[Task to carry out]:
Give back each entry unchanged, minus pictures.

[Data excerpts]:
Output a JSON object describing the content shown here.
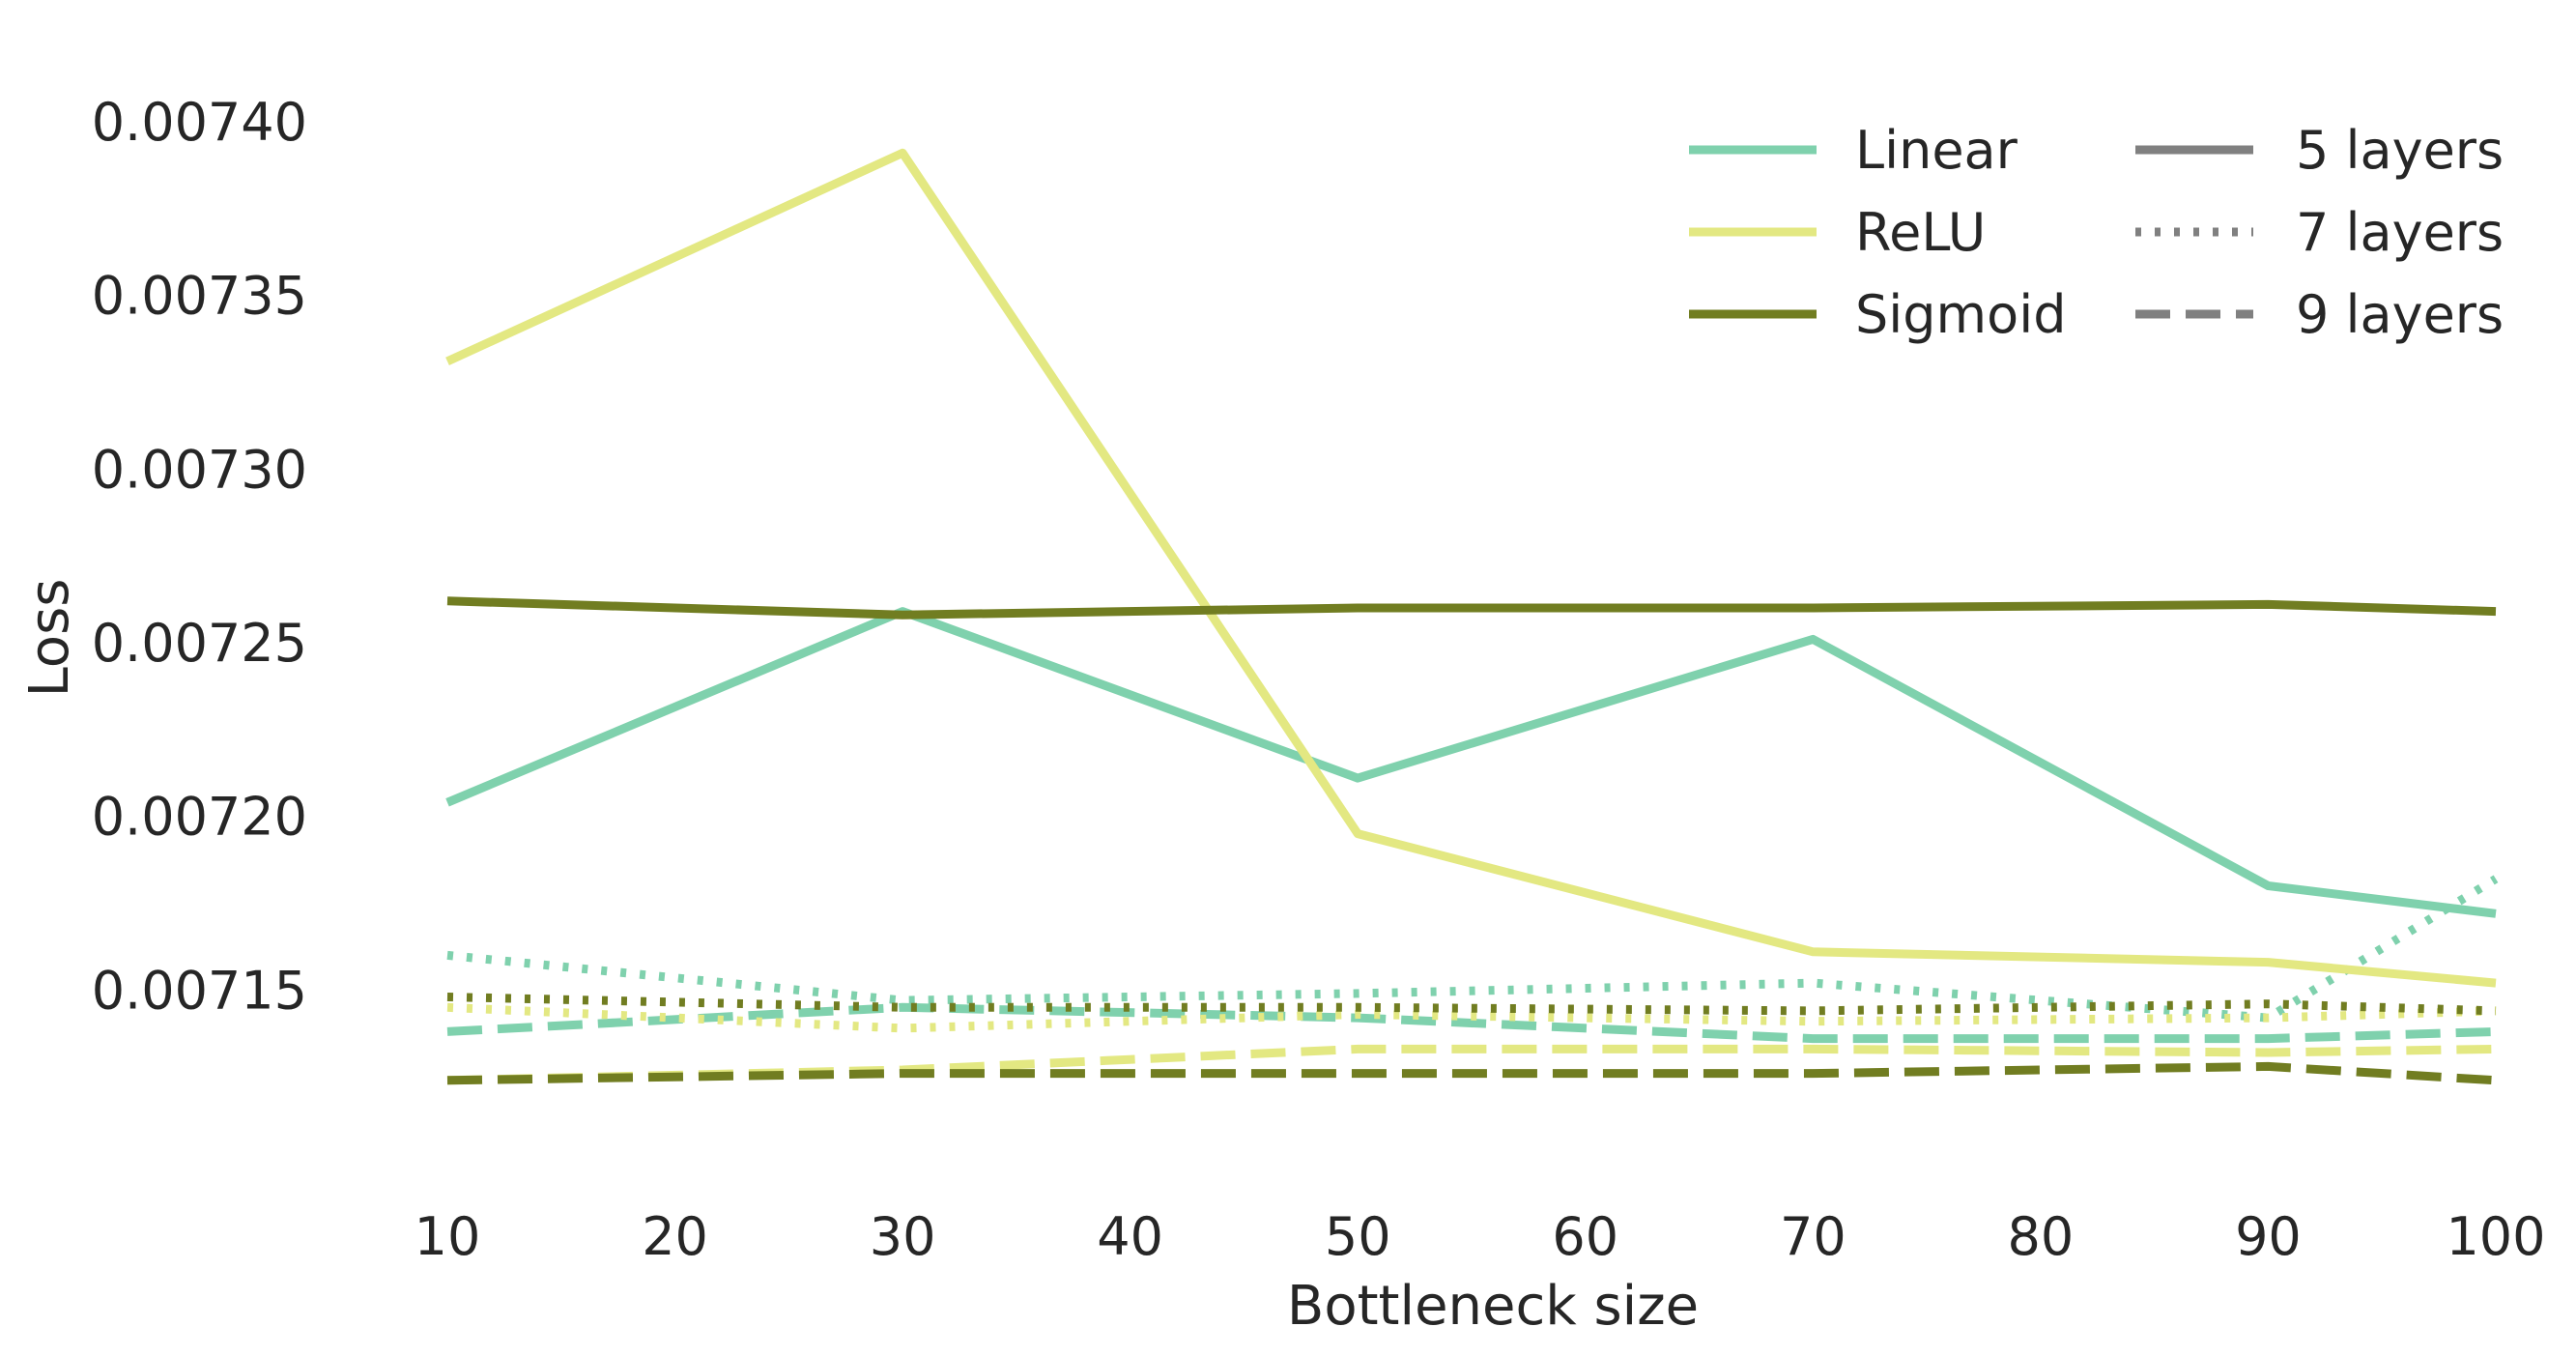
{
  "chart_data": {
    "type": "line",
    "xlabel": "Bottleneck size",
    "ylabel": "Loss",
    "x": [
      10,
      30,
      50,
      70,
      90,
      100
    ],
    "xticks": [
      10,
      20,
      30,
      40,
      50,
      60,
      70,
      80,
      90,
      100
    ],
    "xlim": [
      10,
      100
    ],
    "yticks": [
      "0.00715",
      "0.00720",
      "0.00725",
      "0.00730",
      "0.00735",
      "0.00740"
    ],
    "ylim": [
      0.0071,
      0.00741
    ],
    "grid": false,
    "legend_placement": "top-right",
    "legend": {
      "activations": [
        {
          "label": "Linear",
          "color": "#7fd1ad"
        },
        {
          "label": "ReLU",
          "color": "#e3e882"
        },
        {
          "label": "Sigmoid",
          "color": "#717d21"
        }
      ],
      "layers": [
        {
          "label": "5 layers",
          "style": "solid"
        },
        {
          "label": "7 layers",
          "style": "dotted"
        },
        {
          "label": "9 layers",
          "style": "dashed"
        }
      ],
      "style_color": "#808080"
    },
    "series": [
      {
        "activation": "Linear",
        "layers": "5 layers",
        "color": "#7fd1ad",
        "style": "solid",
        "values": [
          0.007204,
          0.007259,
          0.007211,
          0.007251,
          0.00718,
          0.007172
        ]
      },
      {
        "activation": "ReLU",
        "layers": "5 layers",
        "color": "#e3e882",
        "style": "solid",
        "values": [
          0.007331,
          0.007391,
          0.007195,
          0.007161,
          0.007158,
          0.007152
        ]
      },
      {
        "activation": "Sigmoid",
        "layers": "5 layers",
        "color": "#717d21",
        "style": "solid",
        "values": [
          0.007262,
          0.007258,
          0.00726,
          0.00726,
          0.007261,
          0.007259
        ]
      },
      {
        "activation": "Linear",
        "layers": "7 layers",
        "color": "#7fd1ad",
        "style": "dotted",
        "values": [
          0.00716,
          0.007147,
          0.007149,
          0.007152,
          0.007142,
          0.007182
        ]
      },
      {
        "activation": "ReLU",
        "layers": "7 layers",
        "color": "#e3e882",
        "style": "dotted",
        "values": [
          0.007145,
          0.007139,
          0.007143,
          0.007141,
          0.007142,
          0.007144
        ]
      },
      {
        "activation": "Sigmoid",
        "layers": "7 layers",
        "color": "#717d21",
        "style": "dotted",
        "values": [
          0.007148,
          0.007145,
          0.007145,
          0.007144,
          0.007146,
          0.007144
        ]
      },
      {
        "activation": "Linear",
        "layers": "9 layers",
        "color": "#7fd1ad",
        "style": "dashed",
        "values": [
          0.007138,
          0.007145,
          0.007142,
          0.007136,
          0.007136,
          0.007138
        ]
      },
      {
        "activation": "ReLU",
        "layers": "9 layers",
        "color": "#e3e882",
        "style": "dashed",
        "values": [
          0.007124,
          0.007127,
          0.007133,
          0.007133,
          0.007132,
          0.007133
        ]
      },
      {
        "activation": "Sigmoid",
        "layers": "9 layers",
        "color": "#717d21",
        "style": "dashed",
        "values": [
          0.007124,
          0.007126,
          0.007126,
          0.007126,
          0.007128,
          0.007124
        ]
      }
    ]
  }
}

[Exercise output]:
Output a JSON object describing the content shown here.
{
  "chart_data": {
    "type": "line",
    "xlabel": "Bottleneck size",
    "ylabel": "Loss",
    "x": [
      10,
      30,
      50,
      70,
      90,
      100
    ],
    "xticks": [
      10,
      20,
      30,
      40,
      50,
      60,
      70,
      80,
      90,
      100
    ],
    "xlim": [
      10,
      100
    ],
    "yticks": [
      "0.00715",
      "0.00720",
      "0.00725",
      "0.00730",
      "0.00735",
      "0.00740"
    ],
    "ylim": [
      0.0071,
      0.00741
    ],
    "grid": false,
    "legend_placement": "top-right",
    "legend": {
      "activations": [
        {
          "label": "Linear",
          "color": "#7fd1ad"
        },
        {
          "label": "ReLU",
          "color": "#e3e882"
        },
        {
          "label": "Sigmoid",
          "color": "#717d21"
        }
      ],
      "layers": [
        {
          "label": "5 layers",
          "style": "solid"
        },
        {
          "label": "7 layers",
          "style": "dotted"
        },
        {
          "label": "9 layers",
          "style": "dashed"
        }
      ],
      "style_color": "#808080"
    },
    "series": [
      {
        "activation": "Linear",
        "layers": "5 layers",
        "color": "#7fd1ad",
        "style": "solid",
        "values": [
          0.007204,
          0.007259,
          0.007211,
          0.007251,
          0.00718,
          0.007172
        ]
      },
      {
        "activation": "ReLU",
        "layers": "5 layers",
        "color": "#e3e882",
        "style": "solid",
        "values": [
          0.007331,
          0.007391,
          0.007195,
          0.007161,
          0.007158,
          0.007152
        ]
      },
      {
        "activation": "Sigmoid",
        "layers": "5 layers",
        "color": "#717d21",
        "style": "solid",
        "values": [
          0.007262,
          0.007258,
          0.00726,
          0.00726,
          0.007261,
          0.007259
        ]
      },
      {
        "activation": "Linear",
        "layers": "7 layers",
        "color": "#7fd1ad",
        "style": "dotted",
        "values": [
          0.00716,
          0.007147,
          0.007149,
          0.007152,
          0.007142,
          0.007182
        ]
      },
      {
        "activation": "ReLU",
        "layers": "7 layers",
        "color": "#e3e882",
        "style": "dotted",
        "values": [
          0.007145,
          0.007139,
          0.007143,
          0.007141,
          0.007142,
          0.007144
        ]
      },
      {
        "activation": "Sigmoid",
        "layers": "7 layers",
        "color": "#717d21",
        "style": "dotted",
        "values": [
          0.007148,
          0.007145,
          0.007145,
          0.007144,
          0.007146,
          0.007144
        ]
      },
      {
        "activation": "Linear",
        "layers": "9 layers",
        "color": "#7fd1ad",
        "style": "dashed",
        "values": [
          0.007138,
          0.007145,
          0.007142,
          0.007136,
          0.007136,
          0.007138
        ]
      },
      {
        "activation": "ReLU",
        "layers": "9 layers",
        "color": "#e3e882",
        "style": "dashed",
        "values": [
          0.007124,
          0.007127,
          0.007133,
          0.007133,
          0.007132,
          0.007133
        ]
      },
      {
        "activation": "Sigmoid",
        "layers": "9 layers",
        "color": "#717d21",
        "style": "dashed",
        "values": [
          0.007124,
          0.007126,
          0.007126,
          0.007126,
          0.007128,
          0.007124
        ]
      }
    ]
  }
}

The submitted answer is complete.